Work item
Within the data below, copy each line where the string "Nizza" is found.

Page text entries
•••
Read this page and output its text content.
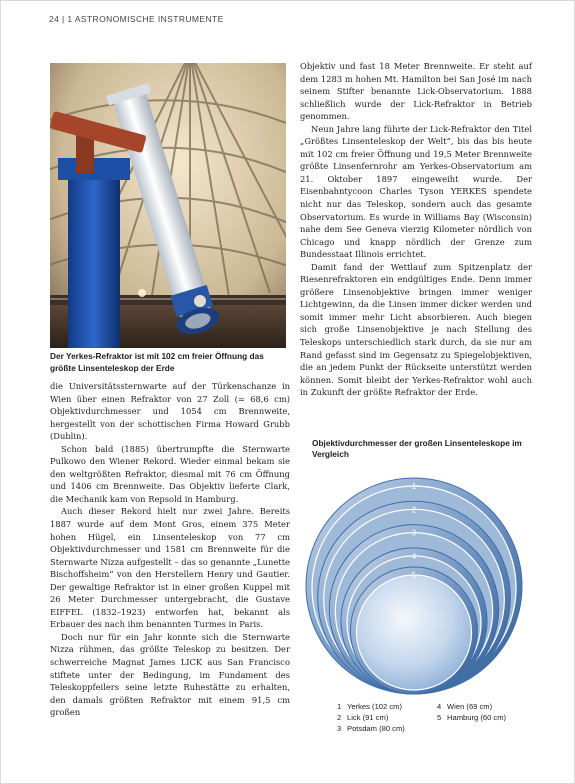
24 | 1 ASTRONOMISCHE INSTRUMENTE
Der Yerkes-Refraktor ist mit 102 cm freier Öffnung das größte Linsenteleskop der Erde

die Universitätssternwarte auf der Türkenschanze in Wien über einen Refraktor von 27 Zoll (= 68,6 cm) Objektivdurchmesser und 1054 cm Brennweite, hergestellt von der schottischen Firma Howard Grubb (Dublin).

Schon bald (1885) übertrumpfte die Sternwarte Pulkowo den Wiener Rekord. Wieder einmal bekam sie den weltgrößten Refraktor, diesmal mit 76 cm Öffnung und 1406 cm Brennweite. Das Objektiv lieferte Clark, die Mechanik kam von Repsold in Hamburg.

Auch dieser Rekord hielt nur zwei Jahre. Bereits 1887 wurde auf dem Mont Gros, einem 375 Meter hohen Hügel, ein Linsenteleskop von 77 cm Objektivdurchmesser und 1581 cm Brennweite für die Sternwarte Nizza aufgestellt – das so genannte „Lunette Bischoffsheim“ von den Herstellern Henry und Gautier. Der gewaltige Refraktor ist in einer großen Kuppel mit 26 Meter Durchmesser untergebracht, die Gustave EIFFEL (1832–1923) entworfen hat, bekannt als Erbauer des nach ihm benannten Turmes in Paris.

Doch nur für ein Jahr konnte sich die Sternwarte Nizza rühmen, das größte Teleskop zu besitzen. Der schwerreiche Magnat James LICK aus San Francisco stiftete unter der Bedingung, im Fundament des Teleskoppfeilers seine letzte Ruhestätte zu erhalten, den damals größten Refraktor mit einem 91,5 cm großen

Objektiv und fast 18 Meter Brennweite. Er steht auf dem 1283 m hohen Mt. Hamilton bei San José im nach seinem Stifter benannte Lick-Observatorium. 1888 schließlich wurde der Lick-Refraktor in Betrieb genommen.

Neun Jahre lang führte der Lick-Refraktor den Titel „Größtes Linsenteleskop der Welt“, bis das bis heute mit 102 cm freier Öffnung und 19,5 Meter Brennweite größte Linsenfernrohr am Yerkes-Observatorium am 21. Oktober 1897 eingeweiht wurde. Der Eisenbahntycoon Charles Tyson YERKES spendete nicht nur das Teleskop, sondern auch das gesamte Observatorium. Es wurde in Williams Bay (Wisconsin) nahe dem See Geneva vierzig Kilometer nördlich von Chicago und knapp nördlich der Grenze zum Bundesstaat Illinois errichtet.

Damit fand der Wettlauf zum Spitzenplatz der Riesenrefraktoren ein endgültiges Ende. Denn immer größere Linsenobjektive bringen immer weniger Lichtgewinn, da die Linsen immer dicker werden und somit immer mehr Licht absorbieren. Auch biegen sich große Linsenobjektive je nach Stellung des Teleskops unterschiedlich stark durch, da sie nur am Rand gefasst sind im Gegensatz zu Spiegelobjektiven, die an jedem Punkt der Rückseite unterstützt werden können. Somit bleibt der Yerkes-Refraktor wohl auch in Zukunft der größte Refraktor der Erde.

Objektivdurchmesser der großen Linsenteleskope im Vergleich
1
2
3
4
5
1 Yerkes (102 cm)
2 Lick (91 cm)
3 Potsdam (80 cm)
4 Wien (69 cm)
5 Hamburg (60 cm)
•••
Solution below
Auch dieser Rekord hielt nur zwei Jahre. Bereits 1887 wurde auf dem Mont Gros, einem 375 Meter hohen Hügel, ein Linsenteleskop von 77 cm Objektivdurchmesser und 1581 cm Brennweite für die Sternwarte Nizza aufgestellt – das so genannte „Lunette Bischoffsheim“ von den Herstellern Henry und Gautier. Der gewaltige Refraktor ist in einer großen Kuppel mit 26 Meter Durchmesser untergebracht, die Gustave EIFFEL (1832–1923) entworfen hat, bekannt als Erbauer des nach ihm benannten Turmes in Paris.
Doch nur für ein Jahr konnte sich die Sternwarte Nizza rühmen, das größte Teleskop zu besitzen. Der schwerreiche Magnat James LICK aus San Francisco stiftete unter der Bedingung, im Fundament des Teleskoppfeilers seine letzte Ruhestätte zu erhalten, den damals größten Refraktor mit einem 91,5 cm großen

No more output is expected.